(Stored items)
○ ○ ○ ○ ○

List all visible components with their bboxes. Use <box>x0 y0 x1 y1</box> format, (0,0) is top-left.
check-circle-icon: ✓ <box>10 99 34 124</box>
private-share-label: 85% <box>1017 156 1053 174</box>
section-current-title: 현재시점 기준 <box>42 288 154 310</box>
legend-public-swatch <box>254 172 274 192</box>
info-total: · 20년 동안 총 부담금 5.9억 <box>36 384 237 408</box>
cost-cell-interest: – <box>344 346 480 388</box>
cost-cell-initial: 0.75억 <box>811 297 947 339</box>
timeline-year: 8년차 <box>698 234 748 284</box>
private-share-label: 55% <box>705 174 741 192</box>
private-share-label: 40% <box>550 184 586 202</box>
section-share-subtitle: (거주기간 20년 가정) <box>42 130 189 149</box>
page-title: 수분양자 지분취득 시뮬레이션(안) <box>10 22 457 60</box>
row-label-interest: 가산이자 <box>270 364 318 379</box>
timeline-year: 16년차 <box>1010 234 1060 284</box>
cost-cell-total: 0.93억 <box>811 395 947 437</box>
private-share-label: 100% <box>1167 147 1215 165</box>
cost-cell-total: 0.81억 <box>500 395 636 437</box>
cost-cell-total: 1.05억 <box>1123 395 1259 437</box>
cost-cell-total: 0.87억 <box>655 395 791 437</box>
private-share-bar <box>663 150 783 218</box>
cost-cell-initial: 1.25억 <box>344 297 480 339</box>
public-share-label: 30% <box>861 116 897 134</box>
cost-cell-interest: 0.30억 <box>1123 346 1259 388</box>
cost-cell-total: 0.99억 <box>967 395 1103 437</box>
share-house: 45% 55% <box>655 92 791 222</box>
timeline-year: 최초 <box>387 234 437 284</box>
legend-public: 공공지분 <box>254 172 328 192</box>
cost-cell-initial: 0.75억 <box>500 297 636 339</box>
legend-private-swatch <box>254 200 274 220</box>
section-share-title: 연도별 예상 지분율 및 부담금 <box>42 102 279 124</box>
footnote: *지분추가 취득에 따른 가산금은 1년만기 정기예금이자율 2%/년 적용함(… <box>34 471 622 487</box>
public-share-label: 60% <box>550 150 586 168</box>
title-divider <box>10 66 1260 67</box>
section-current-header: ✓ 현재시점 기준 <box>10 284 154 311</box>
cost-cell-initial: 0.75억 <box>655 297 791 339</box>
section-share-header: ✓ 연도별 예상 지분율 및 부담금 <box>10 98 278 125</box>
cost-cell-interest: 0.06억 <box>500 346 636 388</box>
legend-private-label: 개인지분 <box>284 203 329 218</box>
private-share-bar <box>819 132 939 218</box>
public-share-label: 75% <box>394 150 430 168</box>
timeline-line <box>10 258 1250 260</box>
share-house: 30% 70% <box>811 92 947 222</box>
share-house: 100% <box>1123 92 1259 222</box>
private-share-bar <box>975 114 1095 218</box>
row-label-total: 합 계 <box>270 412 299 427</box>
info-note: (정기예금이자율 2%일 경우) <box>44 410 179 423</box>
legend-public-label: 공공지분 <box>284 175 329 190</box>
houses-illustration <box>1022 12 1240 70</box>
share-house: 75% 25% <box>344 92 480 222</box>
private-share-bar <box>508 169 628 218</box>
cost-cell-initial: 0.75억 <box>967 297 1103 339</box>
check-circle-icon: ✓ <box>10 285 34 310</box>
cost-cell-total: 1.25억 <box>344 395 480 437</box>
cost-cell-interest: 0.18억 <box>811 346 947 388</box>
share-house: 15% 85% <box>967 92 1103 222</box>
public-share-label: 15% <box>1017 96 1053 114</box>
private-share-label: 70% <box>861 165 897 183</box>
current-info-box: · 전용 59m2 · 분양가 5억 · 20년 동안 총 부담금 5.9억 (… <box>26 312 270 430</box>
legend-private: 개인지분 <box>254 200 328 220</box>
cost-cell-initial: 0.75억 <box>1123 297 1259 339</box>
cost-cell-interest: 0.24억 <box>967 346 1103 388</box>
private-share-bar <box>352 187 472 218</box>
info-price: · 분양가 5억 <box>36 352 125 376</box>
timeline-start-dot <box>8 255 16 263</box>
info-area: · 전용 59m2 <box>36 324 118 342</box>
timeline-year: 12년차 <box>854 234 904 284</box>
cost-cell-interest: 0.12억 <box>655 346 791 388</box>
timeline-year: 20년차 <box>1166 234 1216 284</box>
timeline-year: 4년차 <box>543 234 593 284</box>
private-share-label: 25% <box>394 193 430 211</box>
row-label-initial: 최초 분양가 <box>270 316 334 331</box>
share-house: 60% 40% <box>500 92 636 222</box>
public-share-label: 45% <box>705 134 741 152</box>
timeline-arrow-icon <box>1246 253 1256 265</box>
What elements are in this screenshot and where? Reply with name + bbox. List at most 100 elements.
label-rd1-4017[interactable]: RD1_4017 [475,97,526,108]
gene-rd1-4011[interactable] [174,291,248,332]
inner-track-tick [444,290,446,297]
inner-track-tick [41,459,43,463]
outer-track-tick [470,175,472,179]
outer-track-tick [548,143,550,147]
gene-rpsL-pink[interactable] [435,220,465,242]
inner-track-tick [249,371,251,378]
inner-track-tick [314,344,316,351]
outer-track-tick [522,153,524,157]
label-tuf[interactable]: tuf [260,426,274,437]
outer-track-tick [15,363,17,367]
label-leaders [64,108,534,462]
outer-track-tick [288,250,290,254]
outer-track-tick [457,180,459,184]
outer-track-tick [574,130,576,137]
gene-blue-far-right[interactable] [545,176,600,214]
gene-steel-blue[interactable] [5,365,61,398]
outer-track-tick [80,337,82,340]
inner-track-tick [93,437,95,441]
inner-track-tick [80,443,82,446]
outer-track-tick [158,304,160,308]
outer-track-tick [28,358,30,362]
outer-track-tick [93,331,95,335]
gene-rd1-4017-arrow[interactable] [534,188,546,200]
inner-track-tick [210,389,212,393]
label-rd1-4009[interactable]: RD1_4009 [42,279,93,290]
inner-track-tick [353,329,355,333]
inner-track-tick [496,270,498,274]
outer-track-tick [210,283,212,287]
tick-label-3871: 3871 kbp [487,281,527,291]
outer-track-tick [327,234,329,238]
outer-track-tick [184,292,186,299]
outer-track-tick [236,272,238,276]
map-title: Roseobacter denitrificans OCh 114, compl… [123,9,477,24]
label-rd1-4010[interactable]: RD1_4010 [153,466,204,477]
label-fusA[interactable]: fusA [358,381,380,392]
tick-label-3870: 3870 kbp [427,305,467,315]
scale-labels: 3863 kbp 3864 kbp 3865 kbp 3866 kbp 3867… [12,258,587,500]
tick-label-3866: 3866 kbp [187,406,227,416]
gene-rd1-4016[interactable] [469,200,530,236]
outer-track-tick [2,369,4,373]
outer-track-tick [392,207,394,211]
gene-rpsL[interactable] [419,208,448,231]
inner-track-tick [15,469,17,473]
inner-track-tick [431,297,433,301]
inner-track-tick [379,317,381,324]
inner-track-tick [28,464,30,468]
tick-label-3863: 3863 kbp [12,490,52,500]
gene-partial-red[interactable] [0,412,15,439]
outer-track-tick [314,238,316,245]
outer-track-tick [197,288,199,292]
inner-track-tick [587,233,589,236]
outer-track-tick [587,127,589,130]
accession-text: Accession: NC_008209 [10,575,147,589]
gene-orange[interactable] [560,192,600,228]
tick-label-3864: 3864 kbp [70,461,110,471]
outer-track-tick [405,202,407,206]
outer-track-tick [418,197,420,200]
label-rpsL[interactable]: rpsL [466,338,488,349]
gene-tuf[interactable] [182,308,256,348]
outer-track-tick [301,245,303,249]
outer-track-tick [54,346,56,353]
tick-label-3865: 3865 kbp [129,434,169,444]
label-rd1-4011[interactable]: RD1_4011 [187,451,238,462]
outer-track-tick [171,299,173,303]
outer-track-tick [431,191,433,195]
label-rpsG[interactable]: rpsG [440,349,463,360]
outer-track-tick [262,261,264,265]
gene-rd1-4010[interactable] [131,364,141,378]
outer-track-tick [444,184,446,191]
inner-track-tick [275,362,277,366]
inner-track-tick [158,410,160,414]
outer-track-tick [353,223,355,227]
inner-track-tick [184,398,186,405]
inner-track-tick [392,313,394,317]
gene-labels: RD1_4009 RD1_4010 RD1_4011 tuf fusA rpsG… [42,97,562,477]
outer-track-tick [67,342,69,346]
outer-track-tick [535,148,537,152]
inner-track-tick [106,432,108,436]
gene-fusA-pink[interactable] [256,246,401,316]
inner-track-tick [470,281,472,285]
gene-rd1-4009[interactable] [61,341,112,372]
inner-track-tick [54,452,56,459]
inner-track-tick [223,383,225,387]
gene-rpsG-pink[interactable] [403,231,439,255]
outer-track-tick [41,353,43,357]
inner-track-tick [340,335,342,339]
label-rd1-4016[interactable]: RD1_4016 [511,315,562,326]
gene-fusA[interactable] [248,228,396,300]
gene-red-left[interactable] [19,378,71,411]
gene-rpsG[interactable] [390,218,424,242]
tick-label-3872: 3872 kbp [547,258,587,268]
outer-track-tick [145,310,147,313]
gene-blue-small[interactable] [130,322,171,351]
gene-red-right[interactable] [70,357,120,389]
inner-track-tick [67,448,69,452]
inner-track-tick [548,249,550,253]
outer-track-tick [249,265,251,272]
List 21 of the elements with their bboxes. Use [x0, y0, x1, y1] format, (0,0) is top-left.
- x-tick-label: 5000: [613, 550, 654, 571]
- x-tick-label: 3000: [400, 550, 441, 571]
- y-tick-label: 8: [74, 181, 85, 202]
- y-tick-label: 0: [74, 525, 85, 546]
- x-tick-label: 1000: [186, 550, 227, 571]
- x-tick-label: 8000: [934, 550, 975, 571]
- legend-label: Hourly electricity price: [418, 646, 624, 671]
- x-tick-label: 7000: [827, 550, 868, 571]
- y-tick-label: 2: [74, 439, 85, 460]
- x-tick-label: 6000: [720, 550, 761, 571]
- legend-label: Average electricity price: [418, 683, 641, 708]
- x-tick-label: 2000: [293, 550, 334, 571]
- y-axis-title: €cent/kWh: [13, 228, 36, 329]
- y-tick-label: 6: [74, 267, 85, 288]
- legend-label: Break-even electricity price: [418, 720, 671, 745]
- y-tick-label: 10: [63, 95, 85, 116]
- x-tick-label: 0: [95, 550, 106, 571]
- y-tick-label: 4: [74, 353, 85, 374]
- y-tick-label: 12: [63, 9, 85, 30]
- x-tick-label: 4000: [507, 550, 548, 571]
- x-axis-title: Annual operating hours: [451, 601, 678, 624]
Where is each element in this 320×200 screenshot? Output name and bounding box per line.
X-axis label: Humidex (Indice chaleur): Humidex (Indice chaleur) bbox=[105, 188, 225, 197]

○ ○ ○ ○ ○

• What is required
Return, unchanged, the lines starting at the first line of the records and ending at the line that contains "title-divider <box>10 66 1260 67</box>", including both of those lines.

• Output for this exercise
List all visible components with their bboxes. Use <box>x0 y0 x1 y1</box> format, (0,0) is top-left.
check-circle-icon: ✓ <box>10 99 34 124</box>
private-share-label: 85% <box>1017 156 1053 174</box>
section-current-title: 현재시점 기준 <box>42 288 154 310</box>
legend-public-swatch <box>254 172 274 192</box>
info-total: · 20년 동안 총 부담금 5.9억 <box>36 384 237 408</box>
cost-cell-interest: – <box>344 346 480 388</box>
cost-cell-initial: 0.75억 <box>811 297 947 339</box>
timeline-year: 8년차 <box>698 234 748 284</box>
private-share-label: 55% <box>705 174 741 192</box>
private-share-label: 40% <box>550 184 586 202</box>
section-share-subtitle: (거주기간 20년 가정) <box>42 130 189 149</box>
page-title: 수분양자 지분취득 시뮬레이션(안) <box>10 22 457 60</box>
row-label-interest: 가산이자 <box>270 364 318 379</box>
timeline-year: 16년차 <box>1010 234 1060 284</box>
cost-cell-total: 0.93억 <box>811 395 947 437</box>
private-share-label: 100% <box>1167 147 1215 165</box>
cost-cell-total: 0.81억 <box>500 395 636 437</box>
cost-cell-total: 1.05억 <box>1123 395 1259 437</box>
cost-cell-total: 0.87억 <box>655 395 791 437</box>
private-share-bar <box>663 150 783 218</box>
cost-cell-initial: 1.25억 <box>344 297 480 339</box>
public-share-label: 30% <box>861 116 897 134</box>
cost-cell-interest: 0.30억 <box>1123 346 1259 388</box>
cost-cell-total: 0.99억 <box>967 395 1103 437</box>
share-house: 45% 55% <box>655 92 791 222</box>
timeline-year: 최초 <box>387 234 437 284</box>
legend-public: 공공지분 <box>254 172 328 192</box>
cost-cell-initial: 0.75억 <box>500 297 636 339</box>
legend-private-swatch <box>254 200 274 220</box>
section-share-title: 연도별 예상 지분율 및 부담금 <box>42 102 279 124</box>
footnote: *지분추가 취득에 따른 가산금은 1년만기 정기예금이자율 2%/년 적용함(… <box>34 471 622 487</box>
public-share-label: 60% <box>550 150 586 168</box>
title-divider <box>10 66 1260 67</box>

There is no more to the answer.